Exercise goal = Copy all of the material below exactly.

☆ ☆ ☆ ☆ ☆ ☆ ☆

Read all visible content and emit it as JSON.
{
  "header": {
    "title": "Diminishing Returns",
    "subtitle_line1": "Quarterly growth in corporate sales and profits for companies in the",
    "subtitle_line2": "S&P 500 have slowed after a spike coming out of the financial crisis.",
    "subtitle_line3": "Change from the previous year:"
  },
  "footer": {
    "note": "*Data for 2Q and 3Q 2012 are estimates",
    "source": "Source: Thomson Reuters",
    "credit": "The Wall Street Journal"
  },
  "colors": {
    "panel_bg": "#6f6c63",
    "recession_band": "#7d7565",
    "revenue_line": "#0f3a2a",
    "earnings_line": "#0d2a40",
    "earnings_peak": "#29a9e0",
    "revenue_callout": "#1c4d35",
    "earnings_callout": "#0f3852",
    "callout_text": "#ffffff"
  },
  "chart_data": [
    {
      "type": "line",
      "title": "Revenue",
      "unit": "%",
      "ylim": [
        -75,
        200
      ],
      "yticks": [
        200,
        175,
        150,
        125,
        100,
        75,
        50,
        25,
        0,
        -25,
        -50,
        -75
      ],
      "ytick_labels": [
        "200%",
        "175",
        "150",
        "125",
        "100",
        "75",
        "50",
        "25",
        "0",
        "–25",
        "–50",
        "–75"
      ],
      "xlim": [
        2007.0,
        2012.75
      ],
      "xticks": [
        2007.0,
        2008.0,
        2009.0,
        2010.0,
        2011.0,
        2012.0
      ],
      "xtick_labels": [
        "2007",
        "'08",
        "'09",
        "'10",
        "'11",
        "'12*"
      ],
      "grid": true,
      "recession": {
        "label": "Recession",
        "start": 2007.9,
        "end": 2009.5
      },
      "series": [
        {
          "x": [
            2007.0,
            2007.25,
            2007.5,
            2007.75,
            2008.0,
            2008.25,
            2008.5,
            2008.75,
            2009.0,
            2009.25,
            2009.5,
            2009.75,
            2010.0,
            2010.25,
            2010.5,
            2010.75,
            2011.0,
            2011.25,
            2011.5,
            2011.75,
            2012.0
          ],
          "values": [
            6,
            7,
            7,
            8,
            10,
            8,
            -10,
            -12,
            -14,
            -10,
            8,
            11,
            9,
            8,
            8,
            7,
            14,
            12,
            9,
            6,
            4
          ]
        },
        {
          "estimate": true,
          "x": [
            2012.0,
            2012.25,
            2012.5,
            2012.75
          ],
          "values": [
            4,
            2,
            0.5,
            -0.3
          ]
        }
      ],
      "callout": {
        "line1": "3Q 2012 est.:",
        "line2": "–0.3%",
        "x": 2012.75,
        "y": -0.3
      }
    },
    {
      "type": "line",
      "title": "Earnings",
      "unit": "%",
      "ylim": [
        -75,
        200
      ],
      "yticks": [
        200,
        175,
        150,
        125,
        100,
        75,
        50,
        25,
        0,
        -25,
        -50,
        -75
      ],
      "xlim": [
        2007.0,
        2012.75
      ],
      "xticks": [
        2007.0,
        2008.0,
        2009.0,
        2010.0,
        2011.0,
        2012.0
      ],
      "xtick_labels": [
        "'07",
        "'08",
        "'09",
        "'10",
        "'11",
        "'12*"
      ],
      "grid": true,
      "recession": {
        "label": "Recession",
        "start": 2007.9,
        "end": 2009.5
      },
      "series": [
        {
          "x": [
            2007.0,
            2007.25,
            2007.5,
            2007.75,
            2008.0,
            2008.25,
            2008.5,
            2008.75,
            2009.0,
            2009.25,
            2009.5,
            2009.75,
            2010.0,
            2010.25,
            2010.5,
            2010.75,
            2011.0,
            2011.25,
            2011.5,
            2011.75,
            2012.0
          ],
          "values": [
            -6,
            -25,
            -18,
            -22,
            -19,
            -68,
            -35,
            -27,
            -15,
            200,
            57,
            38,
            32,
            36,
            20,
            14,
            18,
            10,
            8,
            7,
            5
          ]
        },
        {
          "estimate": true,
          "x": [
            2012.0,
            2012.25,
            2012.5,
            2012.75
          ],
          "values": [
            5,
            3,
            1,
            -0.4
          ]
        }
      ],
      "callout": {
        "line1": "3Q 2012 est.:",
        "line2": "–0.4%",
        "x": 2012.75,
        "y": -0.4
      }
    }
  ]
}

☆ ☆ ☆ ☆ ☆ ☆ ☆

Correct response =
Read all visible content and emit it as JSON.
{
  "header": {
    "title": "Diminishing Returns",
    "subtitle_line1": "Quarterly growth in corporate sales and profits for companies in the",
    "subtitle_line2": "S&P 500 have slowed after a spike coming out of the financial crisis.",
    "subtitle_line3": "Change from the previous year:"
  },
  "footer": {
    "note": "*Data for 2Q and 3Q 2012 are estimates",
    "source": "Source: Thomson Reuters",
    "credit": "The Wall Street Journal"
  },
  "colors": {
    "panel_bg": "#6f6c63",
    "recession_band": "#7d7565",
    "revenue_line": "#0f3a2a",
    "earnings_line": "#0d2a40",
    "earnings_peak": "#29a9e0",
    "revenue_callout": "#1c4d35",
    "earnings_callout": "#0f3852",
    "callout_text": "#ffffff"
  },
  "chart_data": [
    {
      "type": "line",
      "title": "Revenue",
      "unit": "%",
      "ylim": [
        -75,
        200
      ],
      "yticks": [
        200,
        175,
        150,
        125,
        100,
        75,
        50,
        25,
        0,
        -25,
        -50,
        -75
      ],
      "ytick_labels": [
        "200%",
        "175",
        "150",
        "125",
        "100",
        "75",
        "50",
        "25",
        "0",
        "–25",
        "–50",
        "–75"
      ],
      "xlim": [
        2007.0,
        2012.75
      ],
      "xticks": [
        2007.0,
        2008.0,
        2009.0,
        2010.0,
        2011.0,
        2012.0
      ],
      "xtick_labels": [
        "2007",
        "'08",
        "'09",
        "'10",
        "'11",
        "'12*"
      ],
      "grid": true,
      "recession": {
        "label": "Recession",
        "start": 2007.9,
        "end": 2009.5
      },
      "series": [
        {
          "x": [
            2007.0,
            2007.25,
            2007.5,
            2007.75,
            2008.0,
            2008.25,
            2008.5,
            2008.75,
            2009.0,
            2009.25,
            2009.5,
            2009.75,
            2010.0,
            2010.25,
            2010.5,
            2010.75,
            2011.0,
            2011.25,
            2011.5,
            2011.75,
            2012.0
          ],
          "values": [
            6,
            7,
            7,
            8,
            10,
            8,
            -10,
            -12,
            -14,
            -10,
            8,
            11,
            9,
            8,
            8,
            7,
            14,
            12,
            9,
            6,
            4
          ]
        },
        {
          "estimate": true,
          "x": [
            2012.0,
            2012.25,
            2012.5,
            2012.75
          ],
          "values": [
            4,
            2,
            0.5,
            -0.3
          ]
        }
      ],
      "callout": {
        "line1": "3Q 2012 est.:",
        "line2": "–0.3%",
        "x": 2012.75,
        "y": -0.3
      }
    },
    {
      "type": "line",
      "title": "Earnings",
      "unit": "%",
      "ylim": [
        -75,
        200
      ],
      "yticks": [
        200,
        175,
        150,
        125,
        100,
        75,
        50,
        25,
        0,
        -25,
        -50,
        -75
      ],
      "xlim": [
        2007.0,
        2012.75
      ],
      "xticks": [
        2007.0,
        2008.0,
        2009.0,
        2010.0,
        2011.0,
        2012.0
      ],
      "xtick_labels": [
        "'07",
        "'08",
        "'09",
        "'10",
        "'11",
        "'12*"
      ],
      "grid": true,
      "recession": {
        "label": "Recession",
        "start": 2007.9,
        "end": 2009.5
      },
      "series": [
        {
          "x": [
            2007.0,
            2007.25,
            2007.5,
            2007.75,
            2008.0,
            2008.25,
            2008.5,
            2008.75,
            2009.0,
            2009.25,
            2009.5,
            2009.75,
            2010.0,
            2010.25,
            2010.5,
            2010.75,
            2011.0,
            2011.25,
            2011.5,
            2011.75,
            2012.0
          ],
          "values": [
            -6,
            -25,
            -18,
            -22,
            -19,
            -68,
            -35,
            -27,
            -15,
            200,
            57,
            38,
            32,
            36,
            20,
            14,
            18,
            10,
            8,
            7,
            5
          ]
        },
        {
          "estimate": true,
          "x": [
            2012.0,
            2012.25,
            2012.5,
            2012.75
          ],
          "values": [
            5,
            3,
            1,
            -0.4
          ]
        }
      ],
      "callout": {
        "line1": "3Q 2012 est.:",
        "line2": "–0.4%",
        "x": 2012.75,
        "y": -0.4
      }
    }
  ]
}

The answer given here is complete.